■ Problem requirements ■
Copy each line exactly. Leave nothing out.

■ Material to process ■
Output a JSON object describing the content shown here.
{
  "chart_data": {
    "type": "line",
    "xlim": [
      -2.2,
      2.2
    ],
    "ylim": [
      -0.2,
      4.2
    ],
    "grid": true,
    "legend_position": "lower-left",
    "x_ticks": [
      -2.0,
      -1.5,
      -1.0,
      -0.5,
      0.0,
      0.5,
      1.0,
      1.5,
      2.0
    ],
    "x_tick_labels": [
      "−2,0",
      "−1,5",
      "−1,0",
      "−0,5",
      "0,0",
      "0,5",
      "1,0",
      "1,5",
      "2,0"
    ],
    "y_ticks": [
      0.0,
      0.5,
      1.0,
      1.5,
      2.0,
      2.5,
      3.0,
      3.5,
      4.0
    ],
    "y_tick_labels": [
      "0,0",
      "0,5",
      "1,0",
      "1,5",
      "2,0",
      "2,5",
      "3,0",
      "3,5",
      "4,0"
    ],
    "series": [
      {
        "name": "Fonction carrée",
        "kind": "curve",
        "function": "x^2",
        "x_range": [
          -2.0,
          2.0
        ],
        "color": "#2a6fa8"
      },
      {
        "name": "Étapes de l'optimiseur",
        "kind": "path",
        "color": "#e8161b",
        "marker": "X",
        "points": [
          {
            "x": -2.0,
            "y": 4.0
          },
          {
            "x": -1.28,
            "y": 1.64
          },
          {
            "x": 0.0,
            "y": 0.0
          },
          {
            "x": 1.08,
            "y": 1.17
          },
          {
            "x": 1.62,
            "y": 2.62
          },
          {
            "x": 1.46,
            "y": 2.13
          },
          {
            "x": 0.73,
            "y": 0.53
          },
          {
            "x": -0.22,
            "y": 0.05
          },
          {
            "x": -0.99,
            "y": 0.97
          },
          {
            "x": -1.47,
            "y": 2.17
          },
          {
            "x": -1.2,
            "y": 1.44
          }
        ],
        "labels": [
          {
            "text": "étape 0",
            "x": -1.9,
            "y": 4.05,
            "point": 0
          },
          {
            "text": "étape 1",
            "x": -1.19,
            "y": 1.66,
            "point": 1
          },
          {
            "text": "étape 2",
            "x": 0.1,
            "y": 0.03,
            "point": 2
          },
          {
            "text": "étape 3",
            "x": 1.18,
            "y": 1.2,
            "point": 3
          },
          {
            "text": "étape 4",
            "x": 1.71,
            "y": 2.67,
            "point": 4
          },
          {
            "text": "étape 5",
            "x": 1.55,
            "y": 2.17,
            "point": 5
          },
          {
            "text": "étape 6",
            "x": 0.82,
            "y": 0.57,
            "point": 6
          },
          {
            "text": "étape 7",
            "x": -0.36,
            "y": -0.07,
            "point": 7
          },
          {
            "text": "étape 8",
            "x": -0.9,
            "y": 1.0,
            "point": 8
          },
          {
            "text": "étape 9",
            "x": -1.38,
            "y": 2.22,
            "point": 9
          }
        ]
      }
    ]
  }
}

■ Solution to the problem ■
Output a JSON object describing the content shown here.
{
  "chart_data": {
    "type": "line",
    "xlim": [
      -2.2,
      2.2
    ],
    "ylim": [
      -0.2,
      4.2
    ],
    "grid": true,
    "legend_position": "lower-left",
    "x_ticks": [
      -2.0,
      -1.5,
      -1.0,
      -0.5,
      0.0,
      0.5,
      1.0,
      1.5,
      2.0
    ],
    "x_tick_labels": [
      "−2,0",
      "−1,5",
      "−1,0",
      "−0,5",
      "0,0",
      "0,5",
      "1,0",
      "1,5",
      "2,0"
    ],
    "y_ticks": [
      0.0,
      0.5,
      1.0,
      1.5,
      2.0,
      2.5,
      3.0,
      3.5,
      4.0
    ],
    "y_tick_labels": [
      "0,0",
      "0,5",
      "1,0",
      "1,5",
      "2,0",
      "2,5",
      "3,0",
      "3,5",
      "4,0"
    ],
    "series": [
      {
        "name": "Fonction carrée",
        "kind": "curve",
        "function": "x^2",
        "x_range": [
          -2.0,
          2.0
        ],
        "color": "#2a6fa8"
      },
      {
        "name": "Étapes de l'optimiseur",
        "kind": "path",
        "color": "#e8161b",
        "marker": "X",
        "points": [
          {
            "x": -2.0,
            "y": 4.0
          },
          {
            "x": -1.28,
            "y": 1.64
          },
          {
            "x": 0.0,
            "y": 0.0
          },
          {
            "x": 1.08,
            "y": 1.17
          },
          {
            "x": 1.62,
            "y": 2.62
          },
          {
            "x": 1.46,
            "y": 2.13
          },
          {
            "x": 0.73,
            "y": 0.53
          },
          {
            "x": -0.22,
            "y": 0.05
          },
          {
            "x": -0.99,
            "y": 0.97
          },
          {
            "x": -1.47,
            "y": 2.17
          },
          {
            "x": -1.2,
            "y": 1.44
          }
        ],
        "labels": [
          {
            "text": "étape 0",
            "x": -1.9,
            "y": 4.05,
            "point": 0
          },
          {
            "text": "étape 1",
            "x": -1.19,
            "y": 1.66,
            "point": 1
          },
          {
            "text": "étape 2",
            "x": 0.1,
            "y": 0.03,
            "point": 2
          },
          {
            "text": "étape 3",
            "x": 1.18,
            "y": 1.2,
            "point": 3
          },
          {
            "text": "étape 4",
            "x": 1.71,
            "y": 2.67,
            "point": 4
          },
          {
            "text": "étape 5",
            "x": 1.55,
            "y": 2.17,
            "point": 5
          },
          {
            "text": "étape 6",
            "x": 0.82,
            "y": 0.57,
            "point": 6
          },
          {
            "text": "étape 7",
            "x": -0.36,
            "y": -0.07,
            "point": 7
          },
          {
            "text": "étape 8",
            "x": -0.9,
            "y": 1.0,
            "point": 8
          },
          {
            "text": "étape 9",
            "x": -1.38,
            "y": 2.22,
            "point": 9
          }
        ]
      }
    ]
  }
}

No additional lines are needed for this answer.